▶ _Source extract_
* * * * * * * * *
News Corp. Sheds Intermix Properties

News Corp. has sold many of the assets included in the July 2005 acquisition that brought it MySpace. The properties are back to the company’s former CEO. Financial details were not disclosed.

Just 16 months after it acquired Intermix for $580 million, News Corp.’s Fox Interactive Media (FIM) unit has sold most of the non-MySpace assets of Intermix to Demand Media, the company headed by former Intermix CEO Richard Rosenblatt. The deal, which closed last week, was first reported by PaidContent.org.

“Our strategy is to build the next generation of new media companies. To do this requires a proprietary platform that fuels user-driven publishing, social networking and community development,” Rosenblatt, CEO, chairman and founder of Demand Media, told ClickZ.” The acquisition helps us to both build out our proprietary platform and add to our stable of media properties.”

The assets involved include more than 20 Web sites, including casual gaming site Grab.com, entertainment site FlowGo.com, and how-to site SoYouWanna.com; lead-gen network Focalex; and the remains of Intermix’s Social Labs subsidiary, not including MySpace.

According to a FIM spokesperson, “These assets weren’t vital to our long-term plan, and selling them to an interested third party made the most sense from both a strategic and financial perspective.”

Demand Media is a direct navigation network of sites that aggregates domain names and places related ads from Google, Yahoo and other ad networks on those sites. The model is similar to that of Marchex, which operates a large direct navigation network with a focus on local content; and Internet REIT.

About 30 developers will join Demand as a result of the deal. Many of them were responsible for the social networking code for Grab.com, which is in use on several FIM properties, including FoxSports.com and the American Idol site. Demand will obtain a perpetual license to the Grab.com code, while FIM will retain ownership of it. FIM retains a free, perpetual license to a number of gaming engines behind the casual games that belonged to Intermix.

Demand Media launched in April, simultaneously acquiring several thousand domain names, domain registrar eNom, and how-to vertical content site eHow. Demand Media has since been building up its content generation capabilities to better take advantage of its network, acquiring niche content player HillClimb Media in August.
* * * * * * * * *
▶ _Entries provided_
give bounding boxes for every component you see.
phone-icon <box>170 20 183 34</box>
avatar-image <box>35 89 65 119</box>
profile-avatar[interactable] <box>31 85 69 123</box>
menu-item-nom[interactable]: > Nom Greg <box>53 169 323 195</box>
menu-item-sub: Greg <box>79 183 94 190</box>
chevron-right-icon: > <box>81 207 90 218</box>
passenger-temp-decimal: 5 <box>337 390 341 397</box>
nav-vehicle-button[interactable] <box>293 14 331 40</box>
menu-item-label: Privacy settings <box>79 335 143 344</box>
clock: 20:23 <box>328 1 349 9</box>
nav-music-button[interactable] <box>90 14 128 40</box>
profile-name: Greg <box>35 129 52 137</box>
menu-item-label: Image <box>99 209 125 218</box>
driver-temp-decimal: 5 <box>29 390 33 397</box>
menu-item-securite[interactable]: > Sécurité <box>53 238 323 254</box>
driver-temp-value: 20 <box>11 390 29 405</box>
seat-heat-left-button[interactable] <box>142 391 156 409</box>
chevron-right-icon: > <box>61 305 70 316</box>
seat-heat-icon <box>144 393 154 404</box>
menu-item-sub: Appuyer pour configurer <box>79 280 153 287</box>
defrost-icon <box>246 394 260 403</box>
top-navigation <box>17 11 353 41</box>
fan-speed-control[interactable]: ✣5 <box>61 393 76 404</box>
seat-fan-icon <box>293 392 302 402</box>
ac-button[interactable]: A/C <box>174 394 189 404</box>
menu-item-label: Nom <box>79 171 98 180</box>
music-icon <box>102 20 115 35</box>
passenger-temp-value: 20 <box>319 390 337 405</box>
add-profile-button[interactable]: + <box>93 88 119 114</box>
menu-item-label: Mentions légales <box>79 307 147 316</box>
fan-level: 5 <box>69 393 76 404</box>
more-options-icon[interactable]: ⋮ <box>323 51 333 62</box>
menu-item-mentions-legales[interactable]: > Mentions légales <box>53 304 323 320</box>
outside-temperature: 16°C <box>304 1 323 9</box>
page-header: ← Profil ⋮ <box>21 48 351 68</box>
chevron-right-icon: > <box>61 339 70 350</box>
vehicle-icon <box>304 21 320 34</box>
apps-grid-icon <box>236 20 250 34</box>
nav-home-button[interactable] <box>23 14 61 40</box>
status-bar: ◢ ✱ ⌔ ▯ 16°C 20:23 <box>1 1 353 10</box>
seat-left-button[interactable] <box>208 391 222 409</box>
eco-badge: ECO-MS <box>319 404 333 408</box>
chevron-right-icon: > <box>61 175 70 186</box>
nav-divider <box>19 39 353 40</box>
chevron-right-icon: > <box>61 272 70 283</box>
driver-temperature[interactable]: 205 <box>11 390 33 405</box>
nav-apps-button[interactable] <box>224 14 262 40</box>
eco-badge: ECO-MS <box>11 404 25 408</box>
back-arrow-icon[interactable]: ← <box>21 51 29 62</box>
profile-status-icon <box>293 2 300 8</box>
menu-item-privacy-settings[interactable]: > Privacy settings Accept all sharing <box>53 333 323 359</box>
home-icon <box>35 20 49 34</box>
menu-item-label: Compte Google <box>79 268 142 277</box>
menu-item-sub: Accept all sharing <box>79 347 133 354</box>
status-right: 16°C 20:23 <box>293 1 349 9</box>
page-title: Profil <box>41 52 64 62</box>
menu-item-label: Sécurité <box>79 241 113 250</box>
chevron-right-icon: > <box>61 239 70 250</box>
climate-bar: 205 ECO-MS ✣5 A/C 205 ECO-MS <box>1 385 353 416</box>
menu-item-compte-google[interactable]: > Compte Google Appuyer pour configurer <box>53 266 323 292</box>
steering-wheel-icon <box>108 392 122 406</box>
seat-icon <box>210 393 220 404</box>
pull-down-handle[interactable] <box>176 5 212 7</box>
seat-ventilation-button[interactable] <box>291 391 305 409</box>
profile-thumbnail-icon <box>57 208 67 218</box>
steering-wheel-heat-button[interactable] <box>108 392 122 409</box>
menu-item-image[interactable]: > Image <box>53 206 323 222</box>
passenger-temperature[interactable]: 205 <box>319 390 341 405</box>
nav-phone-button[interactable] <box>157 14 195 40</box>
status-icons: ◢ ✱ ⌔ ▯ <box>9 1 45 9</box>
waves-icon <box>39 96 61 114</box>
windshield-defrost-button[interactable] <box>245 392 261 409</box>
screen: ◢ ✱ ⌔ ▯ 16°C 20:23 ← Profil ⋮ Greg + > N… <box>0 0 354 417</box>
* * * * * * * * *
▶ _Assignment 1_
Reproduce word for word the part of the News Corp. article that runs from "About 30 developers" to "belonged to Intermix.".
▶ _Assignment 2_
Resume the article about News Corp. selling the Intermix properties, starting right after its final sentence.

▶ _Output 1_
About 30 developers will join Demand as a result of the deal. Many of them were responsible for the social networking code for Grab.com, which is in use on several FIM properties, including FoxSports.com and the American Idol site. Demand will obtain a perpetual license to the Grab.com code, while FIM will retain ownership of it. FIM retains a free, perpetual license to a number of gaming engines behind the casual games that belonged to Intermix.

▶ _Output 2_
The company plans for most of its content to be user-generated, and that is where these former Intermix assets will come in handy, Rosenblatt said. Prior to this acquisition, Demand Media acquired social Q&A site Answerbag, which is similar in concept to sites like Yahoo Answers, Microsoft Live QnA, and Wondir. It also launced WeHow.com, a sister site to eHow with user-generated how-to articles.

Demand Media is in the process of deciding which of the former Intermix sites to relaunch, sell or close down. Relaunched sites will likely be integrated into Demand Media’s plans in three main verticals: how-to, entertainment, and casual gaming. The company plans to incorporate the Grab.com technology for social networking tools on its sites as well, Rosenblatt said.

When News Corp. acquired Intermix last year, Rosenblatt stayed on first as an executive with FIM, and later as a consultant. Rosenblatt’s predecessor at Intermix, Brad Greenspan, has been a vocal opponent of News Corp.’s acquisition of Intermix, and Rosenblatt’s actions in the deal.

Greenspan is leading an ongoing publicity campaign alleging that FIM vastly underpaid for Intermix, creating personal gain for Rosenblatt and other executives via stock options, but not providing adequate value for shareholders, of which he was one of the largest. News Corp paid more than $580 million for Intermix in July 2005, which was seen by many as excessive at the time, though the MySpace property has recently been valued in the billions.

Rosenblatt joined Intermix as CEO in March 2004. Previously, he had been the CEO of the ill-fated health Web site DrKoop.com from August 2000 until it went bankrupt in December 2001.